■ **Given exercise**: In the entries below, find every line holding the string "saltire" and collect it.

****************

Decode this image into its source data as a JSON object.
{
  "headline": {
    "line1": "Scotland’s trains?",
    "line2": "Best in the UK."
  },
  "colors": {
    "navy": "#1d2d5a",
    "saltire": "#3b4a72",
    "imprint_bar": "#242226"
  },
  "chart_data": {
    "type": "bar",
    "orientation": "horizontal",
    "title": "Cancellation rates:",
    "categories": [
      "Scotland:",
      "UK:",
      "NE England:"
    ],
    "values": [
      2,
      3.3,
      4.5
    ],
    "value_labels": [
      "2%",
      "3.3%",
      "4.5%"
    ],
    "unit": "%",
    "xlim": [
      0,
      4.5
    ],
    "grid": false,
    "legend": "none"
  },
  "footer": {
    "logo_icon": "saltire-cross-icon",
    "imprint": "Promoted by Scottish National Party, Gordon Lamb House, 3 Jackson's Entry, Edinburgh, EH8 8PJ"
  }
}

****************

■ **Reply**:
    "saltire": "#3b4a72",
    "logo_icon": "saltire-cross-icon",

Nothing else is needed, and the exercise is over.